Dataset rows »
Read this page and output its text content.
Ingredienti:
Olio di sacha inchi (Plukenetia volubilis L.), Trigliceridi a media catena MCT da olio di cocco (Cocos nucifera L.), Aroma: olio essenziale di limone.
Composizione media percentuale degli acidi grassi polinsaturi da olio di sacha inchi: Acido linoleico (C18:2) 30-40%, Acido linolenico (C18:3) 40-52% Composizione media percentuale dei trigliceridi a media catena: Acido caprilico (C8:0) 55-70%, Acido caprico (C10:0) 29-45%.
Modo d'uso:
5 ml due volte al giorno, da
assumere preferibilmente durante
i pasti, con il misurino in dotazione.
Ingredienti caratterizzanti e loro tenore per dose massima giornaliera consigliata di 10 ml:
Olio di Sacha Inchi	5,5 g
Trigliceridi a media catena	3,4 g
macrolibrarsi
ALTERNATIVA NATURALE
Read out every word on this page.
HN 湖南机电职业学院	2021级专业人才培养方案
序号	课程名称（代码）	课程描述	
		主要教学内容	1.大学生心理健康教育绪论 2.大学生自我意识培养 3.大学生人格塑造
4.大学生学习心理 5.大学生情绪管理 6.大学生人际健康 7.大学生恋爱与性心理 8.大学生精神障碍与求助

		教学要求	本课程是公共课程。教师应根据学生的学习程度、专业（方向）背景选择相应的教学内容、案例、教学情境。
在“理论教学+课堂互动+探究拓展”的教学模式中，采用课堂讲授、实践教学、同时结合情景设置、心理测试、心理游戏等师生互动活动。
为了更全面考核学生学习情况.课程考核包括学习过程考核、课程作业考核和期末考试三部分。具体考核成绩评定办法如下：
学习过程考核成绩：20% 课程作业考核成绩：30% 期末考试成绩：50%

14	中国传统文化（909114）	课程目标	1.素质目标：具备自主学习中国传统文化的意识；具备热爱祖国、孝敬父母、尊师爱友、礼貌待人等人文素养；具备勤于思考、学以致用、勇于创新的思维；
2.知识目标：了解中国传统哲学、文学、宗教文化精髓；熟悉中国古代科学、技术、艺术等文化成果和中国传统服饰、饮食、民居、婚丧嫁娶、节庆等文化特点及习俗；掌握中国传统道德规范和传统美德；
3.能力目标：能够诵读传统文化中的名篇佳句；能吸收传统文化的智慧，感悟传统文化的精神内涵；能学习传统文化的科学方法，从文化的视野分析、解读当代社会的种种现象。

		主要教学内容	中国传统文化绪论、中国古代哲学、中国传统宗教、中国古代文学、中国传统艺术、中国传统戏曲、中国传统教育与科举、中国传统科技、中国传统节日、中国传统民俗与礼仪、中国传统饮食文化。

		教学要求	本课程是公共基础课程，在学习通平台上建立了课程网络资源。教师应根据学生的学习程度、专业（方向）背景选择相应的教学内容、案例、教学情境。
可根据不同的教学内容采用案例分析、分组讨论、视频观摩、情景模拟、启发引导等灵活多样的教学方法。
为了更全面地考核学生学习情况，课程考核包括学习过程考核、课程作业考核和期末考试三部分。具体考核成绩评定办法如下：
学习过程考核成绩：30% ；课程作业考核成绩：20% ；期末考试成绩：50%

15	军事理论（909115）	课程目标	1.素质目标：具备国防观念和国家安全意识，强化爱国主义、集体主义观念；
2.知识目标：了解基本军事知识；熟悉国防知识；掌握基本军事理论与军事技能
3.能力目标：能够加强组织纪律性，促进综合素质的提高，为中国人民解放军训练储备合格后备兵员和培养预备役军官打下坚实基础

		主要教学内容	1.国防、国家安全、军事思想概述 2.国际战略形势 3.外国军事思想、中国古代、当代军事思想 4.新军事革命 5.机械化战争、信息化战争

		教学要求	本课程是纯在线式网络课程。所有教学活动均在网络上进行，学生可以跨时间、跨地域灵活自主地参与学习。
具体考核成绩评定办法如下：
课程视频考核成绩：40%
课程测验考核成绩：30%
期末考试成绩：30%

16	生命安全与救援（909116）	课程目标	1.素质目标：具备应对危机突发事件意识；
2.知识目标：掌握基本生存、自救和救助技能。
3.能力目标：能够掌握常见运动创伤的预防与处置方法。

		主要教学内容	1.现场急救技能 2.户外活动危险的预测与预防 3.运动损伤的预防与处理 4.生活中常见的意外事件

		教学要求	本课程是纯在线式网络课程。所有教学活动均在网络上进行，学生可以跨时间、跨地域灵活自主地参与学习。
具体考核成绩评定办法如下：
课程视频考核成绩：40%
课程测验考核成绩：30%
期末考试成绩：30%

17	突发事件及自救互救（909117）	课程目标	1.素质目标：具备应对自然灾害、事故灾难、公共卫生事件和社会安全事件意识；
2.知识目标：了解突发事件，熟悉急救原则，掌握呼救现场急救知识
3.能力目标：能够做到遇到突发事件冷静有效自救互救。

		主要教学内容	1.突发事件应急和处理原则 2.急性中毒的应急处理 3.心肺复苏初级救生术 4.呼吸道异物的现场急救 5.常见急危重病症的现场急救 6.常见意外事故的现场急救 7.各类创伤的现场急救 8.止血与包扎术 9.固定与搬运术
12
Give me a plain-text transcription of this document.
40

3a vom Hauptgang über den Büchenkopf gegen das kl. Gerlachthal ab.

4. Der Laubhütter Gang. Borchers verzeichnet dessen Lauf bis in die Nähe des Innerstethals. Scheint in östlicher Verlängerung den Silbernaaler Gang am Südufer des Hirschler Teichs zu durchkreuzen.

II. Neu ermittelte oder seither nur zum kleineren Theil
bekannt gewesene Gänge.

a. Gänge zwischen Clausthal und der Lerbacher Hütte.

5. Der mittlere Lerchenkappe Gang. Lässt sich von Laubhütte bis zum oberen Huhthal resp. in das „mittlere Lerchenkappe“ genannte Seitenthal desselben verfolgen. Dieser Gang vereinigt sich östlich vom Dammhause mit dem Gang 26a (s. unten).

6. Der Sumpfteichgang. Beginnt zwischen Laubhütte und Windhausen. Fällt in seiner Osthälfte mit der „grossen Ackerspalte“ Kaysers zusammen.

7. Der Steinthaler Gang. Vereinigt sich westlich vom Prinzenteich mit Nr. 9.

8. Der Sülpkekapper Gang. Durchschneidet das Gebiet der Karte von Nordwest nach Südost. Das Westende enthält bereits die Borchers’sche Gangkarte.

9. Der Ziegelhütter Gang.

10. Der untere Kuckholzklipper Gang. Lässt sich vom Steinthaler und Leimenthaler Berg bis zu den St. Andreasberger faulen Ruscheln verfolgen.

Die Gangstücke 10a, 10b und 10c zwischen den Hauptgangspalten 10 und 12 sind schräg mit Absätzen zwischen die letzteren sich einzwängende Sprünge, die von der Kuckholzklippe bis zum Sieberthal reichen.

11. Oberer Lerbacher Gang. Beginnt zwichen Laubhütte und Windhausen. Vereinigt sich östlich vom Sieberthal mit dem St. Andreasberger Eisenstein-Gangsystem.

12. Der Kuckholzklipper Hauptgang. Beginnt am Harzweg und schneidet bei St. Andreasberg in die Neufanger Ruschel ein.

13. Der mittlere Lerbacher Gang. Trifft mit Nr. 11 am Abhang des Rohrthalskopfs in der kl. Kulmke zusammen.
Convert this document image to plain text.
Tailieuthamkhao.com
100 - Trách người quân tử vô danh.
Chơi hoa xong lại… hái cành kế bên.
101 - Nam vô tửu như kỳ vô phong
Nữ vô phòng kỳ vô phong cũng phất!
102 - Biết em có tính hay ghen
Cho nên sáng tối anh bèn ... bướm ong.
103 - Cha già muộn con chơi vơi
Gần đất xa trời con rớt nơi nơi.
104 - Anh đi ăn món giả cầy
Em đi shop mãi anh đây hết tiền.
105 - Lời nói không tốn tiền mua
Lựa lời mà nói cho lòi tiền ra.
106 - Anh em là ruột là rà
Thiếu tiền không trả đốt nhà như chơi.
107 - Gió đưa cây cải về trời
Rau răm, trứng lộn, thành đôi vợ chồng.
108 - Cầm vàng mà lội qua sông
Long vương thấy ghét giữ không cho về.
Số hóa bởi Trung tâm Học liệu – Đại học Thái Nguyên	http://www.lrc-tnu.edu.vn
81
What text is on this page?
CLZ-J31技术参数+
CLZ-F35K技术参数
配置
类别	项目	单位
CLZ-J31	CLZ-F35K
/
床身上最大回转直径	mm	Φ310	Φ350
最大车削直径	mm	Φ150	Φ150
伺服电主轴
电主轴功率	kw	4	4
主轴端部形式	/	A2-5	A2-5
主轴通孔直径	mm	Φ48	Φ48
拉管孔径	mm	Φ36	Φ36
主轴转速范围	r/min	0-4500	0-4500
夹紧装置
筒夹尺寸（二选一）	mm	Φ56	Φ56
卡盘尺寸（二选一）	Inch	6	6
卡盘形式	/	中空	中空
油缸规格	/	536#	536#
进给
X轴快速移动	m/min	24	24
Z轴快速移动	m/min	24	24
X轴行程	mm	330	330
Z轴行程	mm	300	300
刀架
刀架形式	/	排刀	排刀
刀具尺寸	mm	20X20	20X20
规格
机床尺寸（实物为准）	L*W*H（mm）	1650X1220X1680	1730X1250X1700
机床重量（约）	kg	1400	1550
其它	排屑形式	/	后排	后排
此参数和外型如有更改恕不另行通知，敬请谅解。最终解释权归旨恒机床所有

Directions » Return the line that contains "What text is on this page?" along with every line after it through the end of the entries, exactly, adding nothing.

Written solution »
What text is on this page?
CLZ-J31技术参数+
CLZ-F35K技术参数
配置
类别	项目	单位
CLZ-J31	CLZ-F35K
/
床身上最大回转直径	mm	Φ310	Φ350
最大车削直径	mm	Φ150	Φ150
伺服电主轴
电主轴功率	kw	4	4
主轴端部形式	/	A2-5	A2-5
主轴通孔直径	mm	Φ48	Φ48
拉管孔径	mm	Φ36	Φ36
主轴转速范围	r/min	0-4500	0-4500
夹紧装置
筒夹尺寸（二选一）	mm	Φ56	Φ56
卡盘尺寸（二选一）	Inch	6	6
卡盘形式	/	中空	中空
油缸规格	/	536#	536#
进给
X轴快速移动	m/min	24	24
Z轴快速移动	m/min	24	24
X轴行程	mm	330	330
Z轴行程	mm	300	300
刀架
刀架形式	/	排刀	排刀
刀具尺寸	mm	20X20	20X20
规格
机床尺寸（实物为准）	L*W*H（mm）	1650X1220X1680	1730X1250X1700
机床重量（约）	kg	1400	1550
其它	排屑形式	/	后排	后排
此参数和外型如有更改恕不另行通知，敬请谅解。最终解释权归旨恒机床所有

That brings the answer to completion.